- _Task to carry out_:
Only the lines from the one with "OCR this image." to the end of the data below should be given again, exactly, with both ends included and pictures omitted.

• • •

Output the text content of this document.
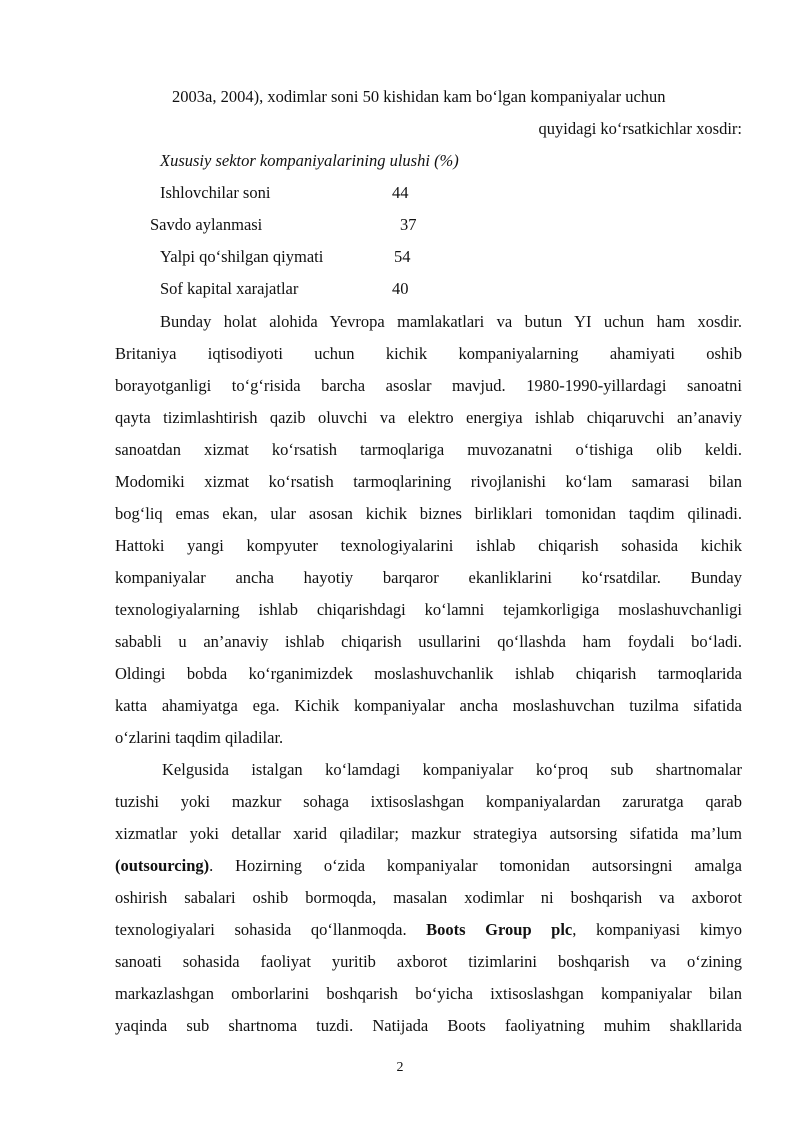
2003a, 2004), xodimlar soni 50 kishidan kam bo‘lgan kompaniyalar uchun
quyidagi ko‘rsatkichlar xosdir:
Xususiy sektor kompaniyalarining ulushi (%)
Ishlovchilar soni	44
Savdo aylanmasi	37
Yalpi qo‘shilgan qiymati	54
Sof kapital xarajatlar	40
Bunday holat alohida Yevropa mamlakatlari va butun YI uchun ham xosdir.
Britaniya iqtisodiyoti uchun kichik kompaniyalarning ahamiyati oshib
borayotganligi to‘g‘risida barcha asoslar mavjud. 1980-1990-yillardagi sanoatni
qayta tizimlashtirish qazib oluvchi va elektro energiya ishlab chiqaruvchi an’anaviy
sanoatdan xizmat ko‘rsatish tarmoqlariga muvozanatni o‘tishiga olib keldi.
Modomiki xizmat ko‘rsatish tarmoqlarining rivojlanishi ko‘lam samarasi bilan
bog‘liq emas ekan, ular asosan kichik biznes birliklari tomonidan taqdim qilinadi.
Hattoki yangi kompyuter texnologiyalarini ishlab chiqarish sohasida kichik
kompaniyalar ancha hayotiy barqaror ekanliklarini ko‘rsatdilar. Bunday
texnologiyalarning ishlab chiqarishdagi ko‘lamni tejamkorligiga moslashuvchanligi
sababli u an’anaviy ishlab chiqarish usullarini qo‘llashda ham foydali bo‘ladi.
Oldingi bobda ko‘rganimizdek moslashuvchanlik ishlab chiqarish tarmoqlarida
katta ahamiyatga ega. Kichik kompaniyalar ancha moslashuvchan tuzilma sifatida
o‘zlarini taqdim qiladilar.
Kelgusida istalgan ko‘lamdagi kompaniyalar ko‘proq sub shartnomalar
tuzishi yoki mazkur sohaga ixtisoslashgan kompaniyalardan zaruratga qarab
xizmatlar yoki detallar xarid qiladilar; mazkur strategiya autsorsing sifatida ma’lum
(outsourcing). Hozirning o‘zida kompaniyalar tomonidan autsorsingni amalga
oshirish sabalari oshib bormoqda, masalan xodimlar ni boshqarish va axborot
texnologiyalari sohasida qo‘llanmoqda. Boots Group plc, kompaniyasi kimyo
sanoati sohasida faoliyat yuritib axborot tizimlarini boshqarish va o‘zining
markazlashgan omborlarini boshqarish bo‘yicha ixtisoslashgan kompaniyalar bilan
yaqinda sub shartnoma tuzdi. Natijada Boots faoliyatning muhim shakllarida
2
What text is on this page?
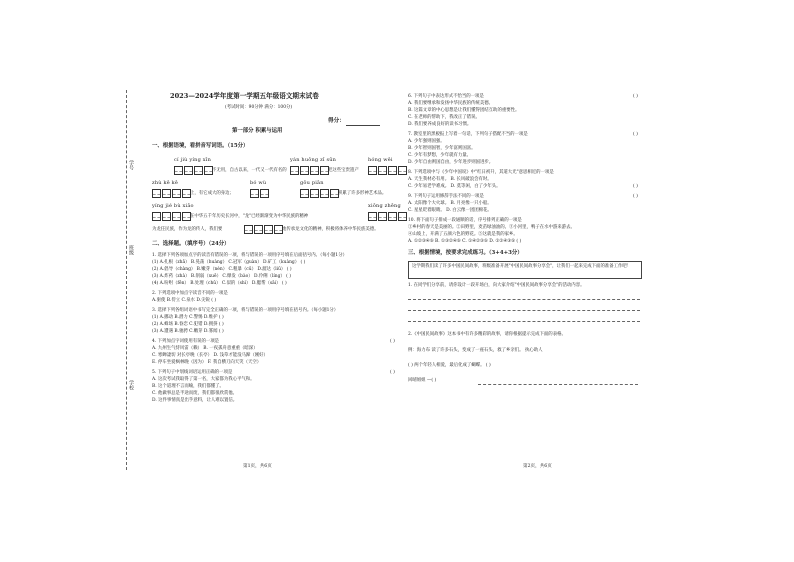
学号
班级
学校
2023—2024学年度第一学期五年级语文期末试卷
(考试时间：90分钟 满分：100分)
得分：
第一部分 积累与运用
一、根据语境，看拼音写词语。（15分）
cí jiù yíng xīn	yán huǒng zǐ sūn	hóng wěi
不无用，自古以来，一代又一代有名的	把这些宝贵遗产
zhù kě kě	bó wù	gǒu piān
上，有它成大的身边；	积累了许多形神艺术品。
yíng jié bù xiǎo	xiōng zhēng
在中华五千年历史长河中，"龙"已经渐渐变为中华民族的精神
为龙任民族，作为龙的传人，我们要	地传承龙文化的精神，积极将体养中华民族美德。
二、选择题。（填序号）（24分）
1. 选择下列各项加点字的读音有错误的一项，将与错误的一项用序号填在后面括号内。（每小题1分）
(1) A.扎根（zhā） B.晃荡（huàng） C.冠军（guàn） D.矿工（kuàng） ( )
(2) A.倡导（chàng） B.嫩芽（nèn） C.粗暴（cū） D.溜达（liū） ( )
(3) A.炸药（zhà） B.削弱（xuē） C.爆发（bào） D.伶俐（líng） ( )
(4) A.吩咐（fēn） B.处理（chǔ） C.似的（shì） D.腮帮（sāi） ( )
2. 下列选项中加点字读音不同的一项是
A.驱使 B.侍立 C.泉水 D.尖锐 ( )
3. 选择下列各组词语中书写完全正确的一项，将与错误的一项用序号填在括号内。（每小题1分）
(1) A.挪动 B.潜力 C.警惕 D.维护 ( )
(2) A.蜂场 B.眷恋 C.犯错 D.拥挤 ( )
(3) A.遭遇 B.驰骋 C.嫩芽 D.寡闻 ( )
4. 下列加点字词使用有误的一项是	( )
A. 九州生气恃风雷（赖） B. 一夜孤舟意重重（暗深）
C. 寒蝉凄切 对长亭晚（长亭） D. 浅草才能没马蹄（刚好）
E. 停车坐爱枫林晚（因为） F. 我自横刀向天笑（天空）
5. 下列句子中划线词语运用正确的一项是	( )
A. 这次考试我取得了第一名，大家都为我心平气和。
B. 这个道理不言而喻，我们都懂了。
C. 他做事总是半途而废，我们都很欣赏他。
D. 这件事情真是出乎意料，让人难以置信。
第1页，共6页
6. 下列句子中表达形式不恰当的一项是	( )
A. 我们要继承和发扬中华民族的传统美德。
B. 这篇文章的中心思想是让我们懂得团结互助的重要性。
C. 在老师的帮助下，我改正了错误。
D. 我们要养成良好的读书习惯。
7. 教室里的黑板报上写着一句话，下列句子搭配不当的一项是	( )
A. 少年强则国强。
B. 少年智则国智，少年富则国富。
C. 少年有梦想，少年就有力量。
D. 少年自由则国自由，少年进步则国进步。
8. 下列选项中与《少年中国说》中"红日初升，其道大光"意思相近的一项是
A. 天生我材必有用。 B. 长风破浪会有时。
C. 少年易老学难成。 D. 莫等闲，白了少年头。	( )
9. 下列句子运用修辞手法不同的一项是	( )
A. 太阳像个大火球。 B. 月亮像一只小船。
C. 星星眨着眼睛。 D. 白云像一团团棉花。
10. 将下面句子排成一段通顺的话，序号排列正确的一项是
①乡村的春天是美丽的。②田野里，麦苗绿油油的。③小河里，鸭子在水中游来游去。
④山坡上，开满了五颜六色的野花。⑤这就是我的家乡。
A. ①②③④⑤ B. ①③②④⑤ C. ①④②③⑤ D. ①②④③⑤ ( )
三、根据情境，按要求完成练习。（3+4+3分）
这学期我们读了许多中国民间故事，班级准备开展"中国民间故事分享会"，让我们一起来完成下面的准备工作吧！
1. 在同学们分享前，请你设计一段开场白，向大家介绍"中国民间故事分享会"的活动内容。
2.《中国民间故事》这本书中有许多精彩的故事，请你根据提示完成下面的表格。
例：海力布 读了许多石头，变成了一座石头，救了乡亲们。 执心助人
( ) 两个年轻人相爱，最后化成了蝴蝶。 ( )
回晴姐姐 —( )
第2页，共6页
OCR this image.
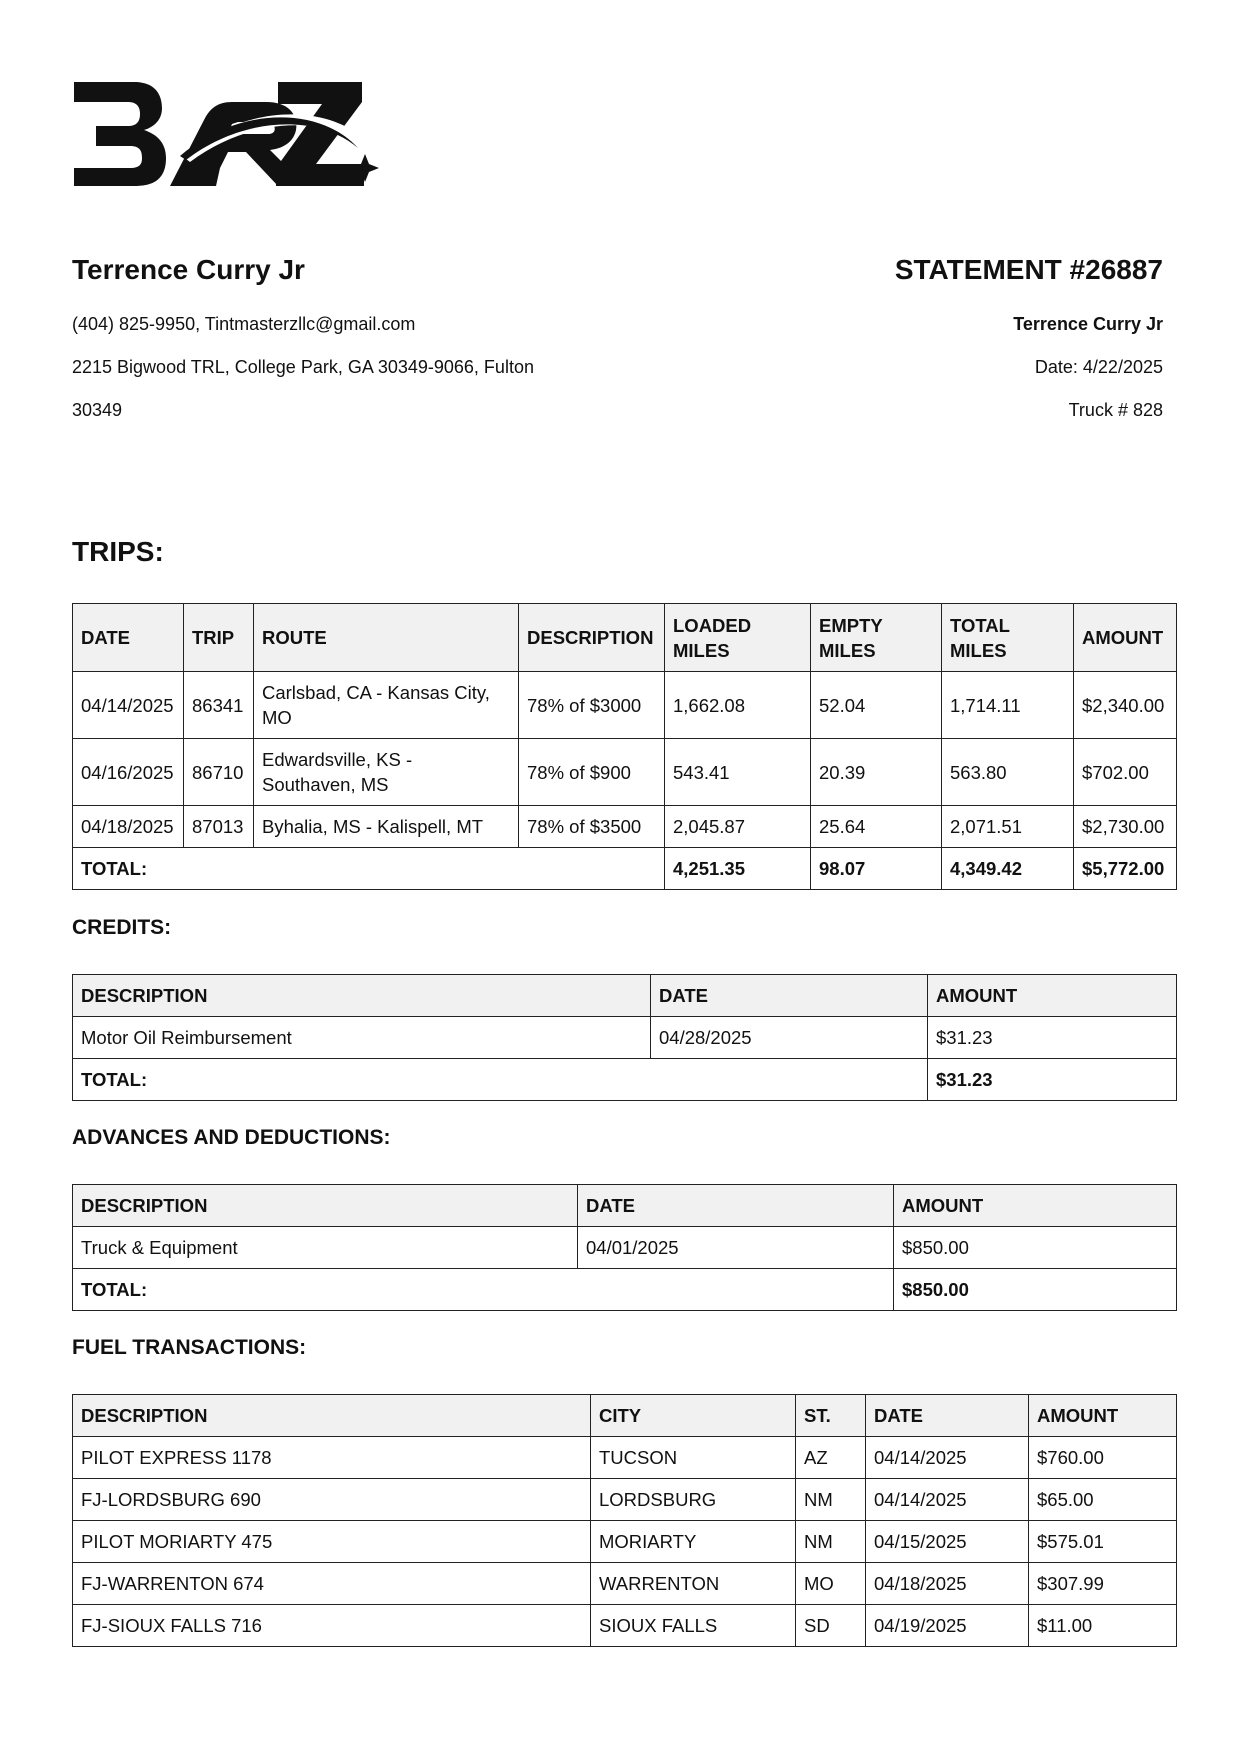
Terrence Curry Jr
(404) 825-9950, Tintmasterzllc@gmail.com
2215 Bigwood TRL, College Park, GA 30349-9066, Fulton
30349
STATEMENT #26887
Terrence Curry Jr
Date: 4/22/2025
Truck # 828
TRIPS:
DATE	TRIP	ROUTE	DESCRIPTION	LOADED MILES	EMPTY MILES	TOTAL MILES	AMOUNT
04/14/2025	86341	Carlsbad, CA - Kansas City, MO	78% of $3000	1,662.08	52.04	1,714.11	$2,340.00
04/16/2025	86710	Edwardsville, KS - Southaven, MS	78% of $900	543.41	20.39	563.80	$702.00
04/18/2025	87013	Byhalia, MS - Kalispell, MT	78% of $3500	2,045.87	25.64	2,071.51	$2,730.00
TOTAL:				4,251.35	98.07	4,349.42	$5,772.00
CREDITS:
DESCRIPTION	DATE	AMOUNT
Motor Oil Reimbursement	04/28/2025	$31.23
TOTAL:		$31.23
ADVANCES AND DEDUCTIONS:
DESCRIPTION	DATE	AMOUNT
Truck & Equipment	04/01/2025	$850.00
TOTAL:		$850.00
FUEL TRANSACTIONS:
DESCRIPTION	CITY	ST.	DATE	AMOUNT
PILOT EXPRESS 1178	TUCSON	AZ	04/14/2025	$760.00
FJ-LORDSBURG 690	LORDSBURG	NM	04/14/2025	$65.00
PILOT MORIARTY 475	MORIARTY	NM	04/15/2025	$575.01
FJ-WARRENTON 674	WARRENTON	MO	04/18/2025	$307.99
FJ-SIOUX FALLS 716	SIOUX FALLS	SD	04/19/2025	$11.00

• • •

- _The response_:
OCR this image.
Terrence Curry Jr
(404) 825-9950, Tintmasterzllc@gmail.com
2215 Bigwood TRL, College Park, GA 30349-9066, Fulton
30349
STATEMENT #26887
Terrence Curry Jr
Date: 4/22/2025
Truck # 828
TRIPS:
DATE	TRIP	ROUTE	DESCRIPTION	LOADED MILES	EMPTY MILES	TOTAL MILES	AMOUNT
04/14/2025	86341	Carlsbad, CA - Kansas City, MO	78% of $3000	1,662.08	52.04	1,714.11	$2,340.00
04/16/2025	86710	Edwardsville, KS - Southaven, MS	78% of $900	543.41	20.39	563.80	$702.00
04/18/2025	87013	Byhalia, MS - Kalispell, MT	78% of $3500	2,045.87	25.64	2,071.51	$2,730.00
TOTAL:				4,251.35	98.07	4,349.42	$5,772.00
CREDITS:
DESCRIPTION	DATE	AMOUNT
Motor Oil Reimbursement	04/28/2025	$31.23
TOTAL:		$31.23
ADVANCES AND DEDUCTIONS:
DESCRIPTION	DATE	AMOUNT
Truck & Equipment	04/01/2025	$850.00
TOTAL:		$850.00
FUEL TRANSACTIONS:
DESCRIPTION	CITY	ST.	DATE	AMOUNT
PILOT EXPRESS 1178	TUCSON	AZ	04/14/2025	$760.00
FJ-LORDSBURG 690	LORDSBURG	NM	04/14/2025	$65.00
PILOT MORIARTY 475	MORIARTY	NM	04/15/2025	$575.01
FJ-WARRENTON 674	WARRENTON	MO	04/18/2025	$307.99
FJ-SIOUX FALLS 716	SIOUX FALLS	SD	04/19/2025	$11.00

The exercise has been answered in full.